Figure record extracts
+++

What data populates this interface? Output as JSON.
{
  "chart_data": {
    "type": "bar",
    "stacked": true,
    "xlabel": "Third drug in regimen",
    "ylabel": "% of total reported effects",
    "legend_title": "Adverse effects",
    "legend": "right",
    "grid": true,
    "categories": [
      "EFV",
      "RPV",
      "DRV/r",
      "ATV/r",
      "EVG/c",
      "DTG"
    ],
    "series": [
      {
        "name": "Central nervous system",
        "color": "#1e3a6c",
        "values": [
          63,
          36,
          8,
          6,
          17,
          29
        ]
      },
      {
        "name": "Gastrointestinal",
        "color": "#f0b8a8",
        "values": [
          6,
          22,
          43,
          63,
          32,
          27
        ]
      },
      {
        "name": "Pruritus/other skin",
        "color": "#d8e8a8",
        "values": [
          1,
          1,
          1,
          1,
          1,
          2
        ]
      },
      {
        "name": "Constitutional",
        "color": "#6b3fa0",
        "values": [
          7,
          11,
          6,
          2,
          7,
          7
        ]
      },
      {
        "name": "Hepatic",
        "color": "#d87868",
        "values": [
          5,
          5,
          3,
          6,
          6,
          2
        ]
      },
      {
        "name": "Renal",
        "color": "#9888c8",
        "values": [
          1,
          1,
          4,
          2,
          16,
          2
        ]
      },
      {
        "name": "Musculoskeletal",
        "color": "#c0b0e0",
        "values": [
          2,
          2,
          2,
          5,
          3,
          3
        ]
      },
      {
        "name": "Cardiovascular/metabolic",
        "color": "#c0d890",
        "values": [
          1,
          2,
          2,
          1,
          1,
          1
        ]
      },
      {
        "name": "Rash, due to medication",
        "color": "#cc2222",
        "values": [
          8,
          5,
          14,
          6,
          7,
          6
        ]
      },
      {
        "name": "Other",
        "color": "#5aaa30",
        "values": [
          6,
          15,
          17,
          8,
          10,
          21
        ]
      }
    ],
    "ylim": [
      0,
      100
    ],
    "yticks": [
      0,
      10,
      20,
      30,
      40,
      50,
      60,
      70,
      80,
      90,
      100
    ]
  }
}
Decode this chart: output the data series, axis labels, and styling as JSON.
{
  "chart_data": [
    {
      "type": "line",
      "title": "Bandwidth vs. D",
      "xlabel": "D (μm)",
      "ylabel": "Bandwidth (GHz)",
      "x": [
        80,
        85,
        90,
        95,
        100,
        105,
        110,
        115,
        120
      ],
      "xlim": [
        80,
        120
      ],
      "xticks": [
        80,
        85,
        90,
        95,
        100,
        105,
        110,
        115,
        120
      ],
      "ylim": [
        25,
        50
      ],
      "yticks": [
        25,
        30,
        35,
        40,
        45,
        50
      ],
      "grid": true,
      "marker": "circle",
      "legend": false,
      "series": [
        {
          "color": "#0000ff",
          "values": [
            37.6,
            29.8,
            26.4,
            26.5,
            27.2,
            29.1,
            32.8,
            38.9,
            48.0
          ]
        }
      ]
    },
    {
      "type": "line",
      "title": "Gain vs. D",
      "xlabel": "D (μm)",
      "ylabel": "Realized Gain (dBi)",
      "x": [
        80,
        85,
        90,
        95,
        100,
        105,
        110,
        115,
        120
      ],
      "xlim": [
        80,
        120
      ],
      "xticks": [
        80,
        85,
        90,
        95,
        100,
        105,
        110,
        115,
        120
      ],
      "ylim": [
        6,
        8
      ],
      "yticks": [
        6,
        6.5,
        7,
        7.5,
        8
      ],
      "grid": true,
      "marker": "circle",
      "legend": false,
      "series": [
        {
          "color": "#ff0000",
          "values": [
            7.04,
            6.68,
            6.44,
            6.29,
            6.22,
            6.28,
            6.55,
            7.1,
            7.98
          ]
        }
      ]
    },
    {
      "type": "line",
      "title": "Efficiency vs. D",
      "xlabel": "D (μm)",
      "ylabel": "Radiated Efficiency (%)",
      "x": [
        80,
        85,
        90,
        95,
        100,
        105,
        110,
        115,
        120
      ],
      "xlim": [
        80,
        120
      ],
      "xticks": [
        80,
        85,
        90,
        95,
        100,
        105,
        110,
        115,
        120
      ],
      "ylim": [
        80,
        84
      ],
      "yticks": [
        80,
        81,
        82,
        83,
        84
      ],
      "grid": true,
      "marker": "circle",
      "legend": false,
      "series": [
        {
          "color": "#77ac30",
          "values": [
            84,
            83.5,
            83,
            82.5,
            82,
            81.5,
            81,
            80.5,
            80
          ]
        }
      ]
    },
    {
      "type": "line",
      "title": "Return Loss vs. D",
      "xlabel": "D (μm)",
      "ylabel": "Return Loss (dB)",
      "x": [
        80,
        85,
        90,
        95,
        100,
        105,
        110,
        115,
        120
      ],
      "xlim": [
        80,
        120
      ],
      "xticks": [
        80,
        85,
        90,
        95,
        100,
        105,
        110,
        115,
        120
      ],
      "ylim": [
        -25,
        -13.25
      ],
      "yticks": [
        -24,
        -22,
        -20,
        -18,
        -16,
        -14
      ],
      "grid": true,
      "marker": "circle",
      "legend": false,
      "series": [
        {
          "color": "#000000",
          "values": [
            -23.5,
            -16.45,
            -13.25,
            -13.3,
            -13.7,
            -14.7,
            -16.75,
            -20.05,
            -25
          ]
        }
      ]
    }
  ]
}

+++

**TO BE DONE:**
Give all the entries again exactly; leave none out.

**IN RESPONSE:**
What data populates this interface? Output as JSON.
{
  "chart_data": {
    "type": "bar",
    "stacked": true,
    "xlabel": "Third drug in regimen",
    "ylabel": "% of total reported effects",
    "legend_title": "Adverse effects",
    "legend": "right",
    "grid": true,
    "categories": [
      "EFV",
      "RPV",
      "DRV/r",
      "ATV/r",
      "EVG/c",
      "DTG"
    ],
    "series": [
      {
        "name": "Central nervous system",
        "color": "#1e3a6c",
        "values": [
          63,
          36,
          8,
          6,
          17,
          29
        ]
      },
      {
        "name": "Gastrointestinal",
        "color": "#f0b8a8",
        "values": [
          6,
          22,
          43,
          63,
          32,
          27
        ]
      },
      {
        "name": "Pruritus/other skin",
        "color": "#d8e8a8",
        "values": [
          1,
          1,
          1,
          1,
          1,
          2
        ]
      },
      {
        "name": "Constitutional",
        "color": "#6b3fa0",
        "values": [
          7,
          11,
          6,
          2,
          7,
          7
        ]
      },
      {
        "name": "Hepatic",
        "color": "#d87868",
        "values": [
          5,
          5,
          3,
          6,
          6,
          2
        ]
      },
      {
        "name": "Renal",
        "color": "#9888c8",
        "values": [
          1,
          1,
          4,
          2,
          16,
          2
        ]
      },
      {
        "name": "Musculoskeletal",
        "color": "#c0b0e0",
        "values": [
          2,
          2,
          2,
          5,
          3,
          3
        ]
      },
      {
        "name": "Cardiovascular/metabolic",
        "color": "#c0d890",
        "values": [
          1,
          2,
          2,
          1,
          1,
          1
        ]
      },
      {
        "name": "Rash, due to medication",
        "color": "#cc2222",
        "values": [
          8,
          5,
          14,
          6,
          7,
          6
        ]
      },
      {
        "name": "Other",
        "color": "#5aaa30",
        "values": [
          6,
          15,
          17,
          8,
          10,
          21
        ]
      }
    ],
    "ylim": [
      0,
      100
    ],
    "yticks": [
      0,
      10,
      20,
      30,
      40,
      50,
      60,
      70,
      80,
      90,
      100
    ]
  }
}
Decode this chart: output the data series, axis labels, and styling as JSON.
{
  "chart_data": [
    {
      "type": "line",
      "title": "Bandwidth vs. D",
      "xlabel": "D (μm)",
      "ylabel": "Bandwidth (GHz)",
      "x": [
        80,
        85,
        90,
        95,
        100,
        105,
        110,
        115,
        120
      ],
      "xlim": [
        80,
        120
      ],
      "xticks": [
        80,
        85,
        90,
        95,
        100,
        105,
        110,
        115,
        120
      ],
      "ylim": [
        25,
        50
      ],
      "yticks": [
        25,
        30,
        35,
        40,
        45,
        50
      ],
      "grid": true,
      "marker": "circle",
      "legend": false,
      "series": [
        {
          "color": "#0000ff",
          "values": [
            37.6,
            29.8,
            26.4,
            26.5,
            27.2,
            29.1,
            32.8,
            38.9,
            48.0
          ]
        }
      ]
    },
    {
      "type": "line",
      "title": "Gain vs. D",
      "xlabel": "D (μm)",
      "ylabel": "Realized Gain (dBi)",
      "x": [
        80,
        85,
        90,
        95,
        100,
        105,
        110,
        115,
        120
      ],
      "xlim": [
        80,
        120
      ],
      "xticks": [
        80,
        85,
        90,
        95,
        100,
        105,
        110,
        115,
        120
      ],
      "ylim": [
        6,
        8
      ],
      "yticks": [
        6,
        6.5,
        7,
        7.5,
        8
      ],
      "grid": true,
      "marker": "circle",
      "legend": false,
      "series": [
        {
          "color": "#ff0000",
          "values": [
            7.04,
            6.68,
            6.44,
            6.29,
            6.22,
            6.28,
            6.55,
            7.1,
            7.98
          ]
        }
      ]
    },
    {
      "type": "line",
      "title": "Efficiency vs. D",
      "xlabel": "D (μm)",
      "ylabel": "Radiated Efficiency (%)",
      "x": [
        80,
        85,
        90,
        95,
        100,
        105,
        110,
        115,
        120
      ],
      "xlim": [
        80,
        120
      ],
      "xticks": [
        80,
        85,
        90,
        95,
        100,
        105,
        110,
        115,
        120
      ],
      "ylim": [
        80,
        84
      ],
      "yticks": [
        80,
        81,
        82,
        83,
        84
      ],
      "grid": true,
      "marker": "circle",
      "legend": false,
      "series": [
        {
          "color": "#77ac30",
          "values": [
            84,
            83.5,
            83,
            82.5,
            82,
            81.5,
            81,
            80.5,
            80
          ]
        }
      ]
    },
    {
      "type": "line",
      "title": "Return Loss vs. D",
      "xlabel": "D (μm)",
      "ylabel": "Return Loss (dB)",
      "x": [
        80,
        85,
        90,
        95,
        100,
        105,
        110,
        115,
        120
      ],
      "xlim": [
        80,
        120
      ],
      "xticks": [
        80,
        85,
        90,
        95,
        100,
        105,
        110,
        115,
        120
      ],
      "ylim": [
        -25,
        -13.25
      ],
      "yticks": [
        -24,
        -22,
        -20,
        -18,
        -16,
        -14
      ],
      "grid": true,
      "marker": "circle",
      "legend": false,
      "series": [
        {
          "color": "#000000",
          "values": [
            -23.5,
            -16.45,
            -13.25,
            -13.3,
            -13.7,
            -14.7,
            -16.75,
            -20.05,
            -25
          ]
        }
      ]
    }
  ]
}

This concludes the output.